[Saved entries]
• • • •

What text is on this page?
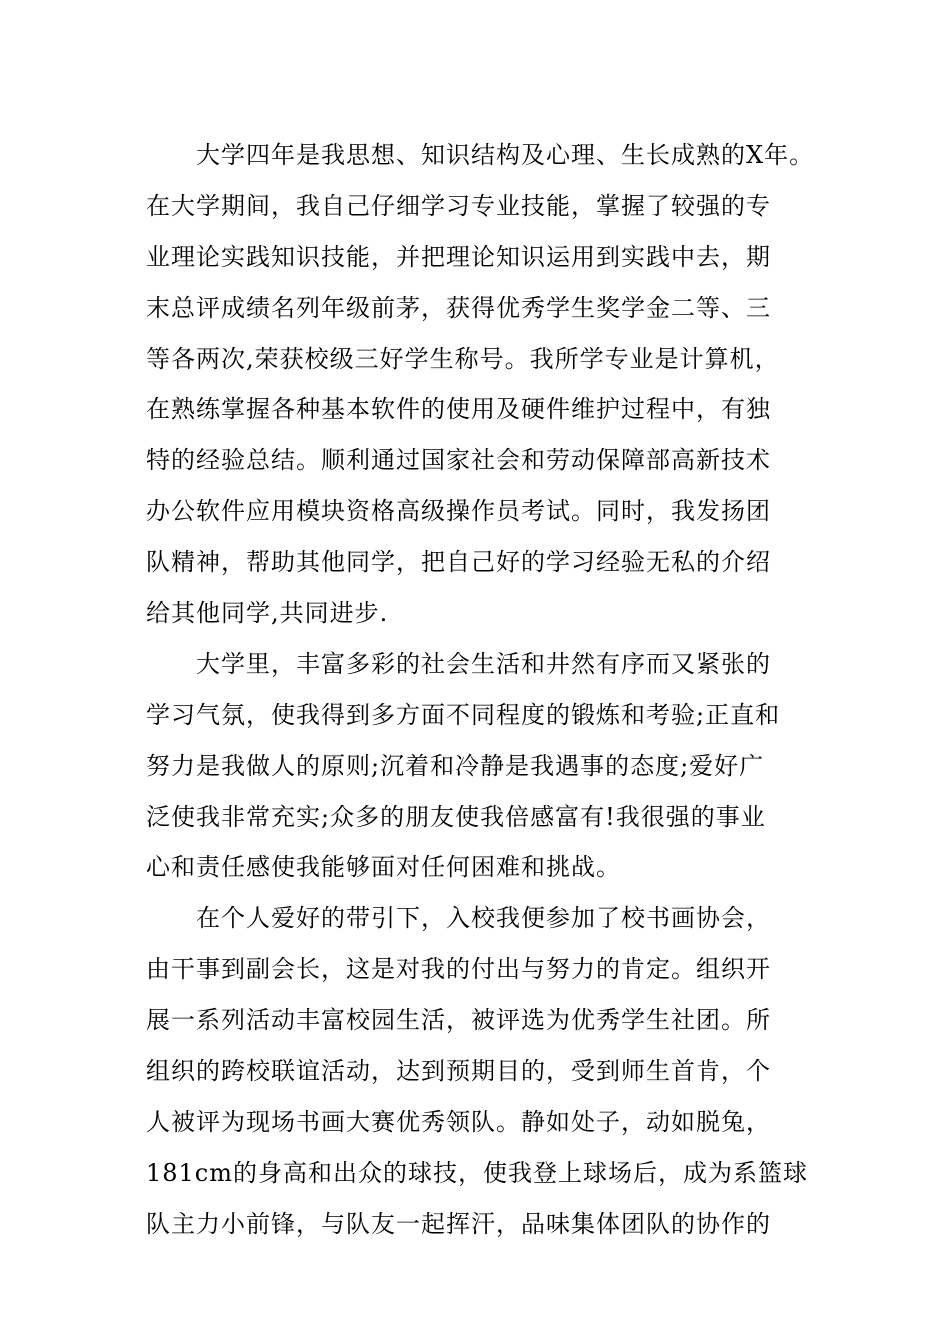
大学四年是我思想、知识结构及心理、生长成熟的X年。
在大学期间，我自己仔细学习专业技能，掌握了较强的专
业理论实践知识技能，并把理论知识运用到实践中去，期
末总评成绩名列年级前茅，获得优秀学生奖学金二等、三
等各两次,荣获校级三好学生称号。我所学专业是计算机，
在熟练掌握各种基本软件的使用及硬件维护过程中，有独
特的经验总结。顺利通过国家社会和劳动保障部高新技术
办公软件应用模块资格高级操作员考试。同时，我发扬团
队精神，帮助其他同学，把自己好的学习经验无私的介绍
给其他同学,共同进步.
大学里，丰富多彩的社会生活和井然有序而又紧张的
学习气氛，使我得到多方面不同程度的锻炼和考验;正直和
努力是我做人的原则;沉着和冷静是我遇事的态度;爱好广
泛使我非常充实;众多的朋友使我倍感富有!我很强的事业
心和责任感使我能够面对任何困难和挑战。
在个人爱好的带引下，入校我便参加了校书画协会，
由干事到副会长，这是对我的付出与努力的肯定。组织开
展一系列活动丰富校园生活，被评选为优秀学生社团。所
组织的跨校联谊活动，达到预期目的，受到师生首肯，个
人被评为现场书画大赛优秀领队。静如处子，动如脱兔，
181cm的身高和出众的球技，使我登上球场后，成为系篮球
队主力小前锋，与队友一起挥汗，品味集体团队的协作的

• • • •

WHAT IS ASKED
Return all of the entries exactly as written, but drop any pictures they hold.

SOLUTION TO THIS TASK
What text is on this page?
大学四年是我思想、知识结构及心理、生长成熟的X年。
在大学期间，我自己仔细学习专业技能，掌握了较强的专
业理论实践知识技能，并把理论知识运用到实践中去，期
末总评成绩名列年级前茅，获得优秀学生奖学金二等、三
等各两次,荣获校级三好学生称号。我所学专业是计算机，
在熟练掌握各种基本软件的使用及硬件维护过程中，有独
特的经验总结。顺利通过国家社会和劳动保障部高新技术
办公软件应用模块资格高级操作员考试。同时，我发扬团
队精神，帮助其他同学，把自己好的学习经验无私的介绍
给其他同学,共同进步.
大学里，丰富多彩的社会生活和井然有序而又紧张的
学习气氛，使我得到多方面不同程度的锻炼和考验;正直和
努力是我做人的原则;沉着和冷静是我遇事的态度;爱好广
泛使我非常充实;众多的朋友使我倍感富有!我很强的事业
心和责任感使我能够面对任何困难和挑战。
在个人爱好的带引下，入校我便参加了校书画协会，
由干事到副会长，这是对我的付出与努力的肯定。组织开
展一系列活动丰富校园生活，被评选为优秀学生社团。所
组织的跨校联谊活动，达到预期目的，受到师生首肯，个
人被评为现场书画大赛优秀领队。静如处子，动如脱兔，
181cm的身高和出众的球技，使我登上球场后，成为系篮球
队主力小前锋，与队友一起挥汗，品味集体团队的协作的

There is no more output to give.